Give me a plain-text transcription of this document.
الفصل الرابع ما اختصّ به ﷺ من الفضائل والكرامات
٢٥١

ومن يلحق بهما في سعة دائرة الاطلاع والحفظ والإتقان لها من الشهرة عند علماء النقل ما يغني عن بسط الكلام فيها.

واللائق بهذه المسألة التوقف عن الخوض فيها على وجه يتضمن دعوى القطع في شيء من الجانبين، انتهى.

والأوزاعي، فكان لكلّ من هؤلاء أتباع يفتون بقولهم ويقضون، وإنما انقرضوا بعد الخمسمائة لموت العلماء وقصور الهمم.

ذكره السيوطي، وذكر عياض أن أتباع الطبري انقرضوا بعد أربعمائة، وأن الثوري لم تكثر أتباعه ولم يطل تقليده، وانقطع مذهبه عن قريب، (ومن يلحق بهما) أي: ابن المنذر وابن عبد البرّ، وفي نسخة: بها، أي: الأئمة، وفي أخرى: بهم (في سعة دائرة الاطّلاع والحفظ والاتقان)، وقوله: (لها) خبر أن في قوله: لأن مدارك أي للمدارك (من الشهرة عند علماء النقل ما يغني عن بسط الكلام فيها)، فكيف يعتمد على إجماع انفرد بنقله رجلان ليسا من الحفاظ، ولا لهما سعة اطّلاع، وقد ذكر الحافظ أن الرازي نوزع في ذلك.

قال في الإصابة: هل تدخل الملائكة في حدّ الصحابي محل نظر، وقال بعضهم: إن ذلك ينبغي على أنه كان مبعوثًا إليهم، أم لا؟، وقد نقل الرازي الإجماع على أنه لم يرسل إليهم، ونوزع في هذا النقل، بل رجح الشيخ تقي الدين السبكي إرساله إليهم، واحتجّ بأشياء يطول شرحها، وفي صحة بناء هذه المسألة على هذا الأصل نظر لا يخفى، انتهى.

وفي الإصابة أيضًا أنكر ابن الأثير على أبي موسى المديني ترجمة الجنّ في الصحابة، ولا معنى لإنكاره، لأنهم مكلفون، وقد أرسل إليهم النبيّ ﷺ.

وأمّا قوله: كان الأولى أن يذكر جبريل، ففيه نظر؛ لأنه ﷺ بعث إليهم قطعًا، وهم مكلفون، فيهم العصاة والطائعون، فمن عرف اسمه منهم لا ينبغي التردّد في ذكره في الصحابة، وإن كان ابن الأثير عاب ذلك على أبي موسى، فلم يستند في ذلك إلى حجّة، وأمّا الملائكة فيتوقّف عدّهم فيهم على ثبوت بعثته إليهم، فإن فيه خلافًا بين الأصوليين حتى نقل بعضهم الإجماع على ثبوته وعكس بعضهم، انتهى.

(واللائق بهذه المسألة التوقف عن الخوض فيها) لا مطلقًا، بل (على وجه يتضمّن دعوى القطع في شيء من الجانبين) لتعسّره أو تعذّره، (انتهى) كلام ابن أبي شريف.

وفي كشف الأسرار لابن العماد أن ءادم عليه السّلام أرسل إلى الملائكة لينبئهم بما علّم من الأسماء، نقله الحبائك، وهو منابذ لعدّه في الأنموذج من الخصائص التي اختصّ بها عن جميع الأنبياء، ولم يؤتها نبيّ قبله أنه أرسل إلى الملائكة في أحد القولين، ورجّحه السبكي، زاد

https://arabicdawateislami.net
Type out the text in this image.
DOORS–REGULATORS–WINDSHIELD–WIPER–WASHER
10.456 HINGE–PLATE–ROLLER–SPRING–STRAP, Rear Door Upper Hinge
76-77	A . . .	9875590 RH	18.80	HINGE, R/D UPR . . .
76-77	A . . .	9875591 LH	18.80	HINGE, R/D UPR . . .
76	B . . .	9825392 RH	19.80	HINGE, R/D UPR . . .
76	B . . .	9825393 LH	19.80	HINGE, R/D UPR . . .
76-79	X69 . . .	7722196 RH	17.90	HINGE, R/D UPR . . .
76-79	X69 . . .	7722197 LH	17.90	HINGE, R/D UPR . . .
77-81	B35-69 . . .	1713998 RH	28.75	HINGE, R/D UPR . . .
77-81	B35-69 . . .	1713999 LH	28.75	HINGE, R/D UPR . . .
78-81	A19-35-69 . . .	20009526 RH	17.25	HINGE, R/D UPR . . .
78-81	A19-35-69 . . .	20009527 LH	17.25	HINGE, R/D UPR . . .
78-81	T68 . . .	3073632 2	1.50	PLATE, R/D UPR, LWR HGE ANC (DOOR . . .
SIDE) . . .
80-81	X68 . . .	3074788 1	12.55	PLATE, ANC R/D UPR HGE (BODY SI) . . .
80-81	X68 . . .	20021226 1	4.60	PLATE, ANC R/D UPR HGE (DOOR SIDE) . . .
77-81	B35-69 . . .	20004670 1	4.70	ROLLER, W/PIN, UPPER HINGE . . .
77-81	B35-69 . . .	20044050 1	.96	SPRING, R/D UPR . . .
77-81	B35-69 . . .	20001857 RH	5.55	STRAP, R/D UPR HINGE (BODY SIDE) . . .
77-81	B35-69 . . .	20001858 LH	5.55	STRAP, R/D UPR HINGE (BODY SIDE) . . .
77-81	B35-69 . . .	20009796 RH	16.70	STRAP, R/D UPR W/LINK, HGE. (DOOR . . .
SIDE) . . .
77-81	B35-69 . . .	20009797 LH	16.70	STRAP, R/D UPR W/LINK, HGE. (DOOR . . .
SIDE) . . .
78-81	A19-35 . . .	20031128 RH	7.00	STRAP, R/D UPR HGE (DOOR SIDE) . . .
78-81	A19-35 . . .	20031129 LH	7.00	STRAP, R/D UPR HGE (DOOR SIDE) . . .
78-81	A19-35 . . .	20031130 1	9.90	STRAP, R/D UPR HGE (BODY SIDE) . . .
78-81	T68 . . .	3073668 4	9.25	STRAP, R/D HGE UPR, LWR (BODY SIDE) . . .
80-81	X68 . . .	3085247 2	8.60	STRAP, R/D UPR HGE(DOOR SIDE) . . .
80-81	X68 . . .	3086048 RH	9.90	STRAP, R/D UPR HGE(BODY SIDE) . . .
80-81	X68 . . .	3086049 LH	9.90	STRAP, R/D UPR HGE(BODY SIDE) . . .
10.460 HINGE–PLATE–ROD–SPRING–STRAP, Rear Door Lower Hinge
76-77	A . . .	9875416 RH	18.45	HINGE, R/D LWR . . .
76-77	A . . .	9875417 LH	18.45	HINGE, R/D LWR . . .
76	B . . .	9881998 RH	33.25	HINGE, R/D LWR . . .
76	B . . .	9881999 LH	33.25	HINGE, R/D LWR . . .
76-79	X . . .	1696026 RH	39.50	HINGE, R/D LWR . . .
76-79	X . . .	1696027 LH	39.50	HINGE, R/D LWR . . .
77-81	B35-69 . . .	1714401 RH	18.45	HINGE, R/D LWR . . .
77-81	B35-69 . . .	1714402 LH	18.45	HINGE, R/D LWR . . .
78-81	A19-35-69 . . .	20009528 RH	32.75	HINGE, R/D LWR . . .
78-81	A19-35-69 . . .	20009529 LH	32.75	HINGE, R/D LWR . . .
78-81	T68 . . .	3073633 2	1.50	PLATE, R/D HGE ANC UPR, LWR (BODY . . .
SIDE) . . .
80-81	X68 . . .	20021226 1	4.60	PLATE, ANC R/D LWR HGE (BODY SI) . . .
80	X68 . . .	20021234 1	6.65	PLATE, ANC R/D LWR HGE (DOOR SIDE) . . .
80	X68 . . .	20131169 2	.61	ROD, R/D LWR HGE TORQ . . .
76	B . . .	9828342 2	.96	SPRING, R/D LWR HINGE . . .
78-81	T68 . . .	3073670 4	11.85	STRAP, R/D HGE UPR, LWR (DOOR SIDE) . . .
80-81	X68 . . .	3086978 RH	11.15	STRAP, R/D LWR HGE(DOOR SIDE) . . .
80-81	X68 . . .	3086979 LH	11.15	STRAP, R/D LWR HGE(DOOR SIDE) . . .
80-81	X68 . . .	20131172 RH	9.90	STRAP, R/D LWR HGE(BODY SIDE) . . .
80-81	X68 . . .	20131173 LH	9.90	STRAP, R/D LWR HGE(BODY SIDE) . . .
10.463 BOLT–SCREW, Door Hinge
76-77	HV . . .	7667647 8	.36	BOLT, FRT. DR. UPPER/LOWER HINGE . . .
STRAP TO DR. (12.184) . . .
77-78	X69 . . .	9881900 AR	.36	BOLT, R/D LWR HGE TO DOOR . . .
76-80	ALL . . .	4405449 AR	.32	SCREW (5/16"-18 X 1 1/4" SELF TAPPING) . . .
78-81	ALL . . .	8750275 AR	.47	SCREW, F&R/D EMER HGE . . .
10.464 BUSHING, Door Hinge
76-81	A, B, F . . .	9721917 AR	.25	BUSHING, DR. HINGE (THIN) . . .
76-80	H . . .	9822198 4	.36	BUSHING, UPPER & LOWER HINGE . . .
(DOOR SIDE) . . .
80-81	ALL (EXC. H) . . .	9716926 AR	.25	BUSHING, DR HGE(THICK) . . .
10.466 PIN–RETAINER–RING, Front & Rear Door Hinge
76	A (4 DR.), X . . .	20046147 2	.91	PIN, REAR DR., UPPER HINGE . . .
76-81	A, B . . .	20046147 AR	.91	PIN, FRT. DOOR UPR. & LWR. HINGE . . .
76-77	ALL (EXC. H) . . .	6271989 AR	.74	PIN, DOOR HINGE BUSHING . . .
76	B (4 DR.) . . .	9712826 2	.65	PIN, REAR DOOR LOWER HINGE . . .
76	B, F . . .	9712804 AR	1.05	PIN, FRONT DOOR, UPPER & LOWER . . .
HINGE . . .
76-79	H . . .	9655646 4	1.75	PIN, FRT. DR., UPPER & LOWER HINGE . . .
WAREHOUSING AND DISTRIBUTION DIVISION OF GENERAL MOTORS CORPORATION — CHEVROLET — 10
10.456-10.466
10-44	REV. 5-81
....
- Task:
For each line of the listing that holds the word "مكلفون", show that line.

- The completed task:
وفي الإصابة أيضًا أنكر ابن الأثير على أبي موسى المديني ترجمة الجنّ في الصحابة، ولا معنى لإنكاره، لأنهم مكلفون، وقد أرسل إليهم النبيّ ﷺ.
وأمّا قوله: كان الأولى أن يذكر جبريل، ففيه نظر؛ لأنه ﷺ بعث إليهم قطعًا، وهم مكلفون، فيهم العصاة والطائعون، فمن عرف اسمه منهم لا ينبغي التردّد في ذكره في الصحابة، وإن كان ابن الأثير عاب ذلك على أبي موسى، فلم يستند في ذلك إلى حجّة، وأمّا الملائكة فيتوقّف عدّهم فيهم على ثبوت بعثته إليهم، فإن فيه خلافًا بين الأصوليين حتى نقل بعضهم الإجماع على ثبوته وعكس بعضهم، انتهى.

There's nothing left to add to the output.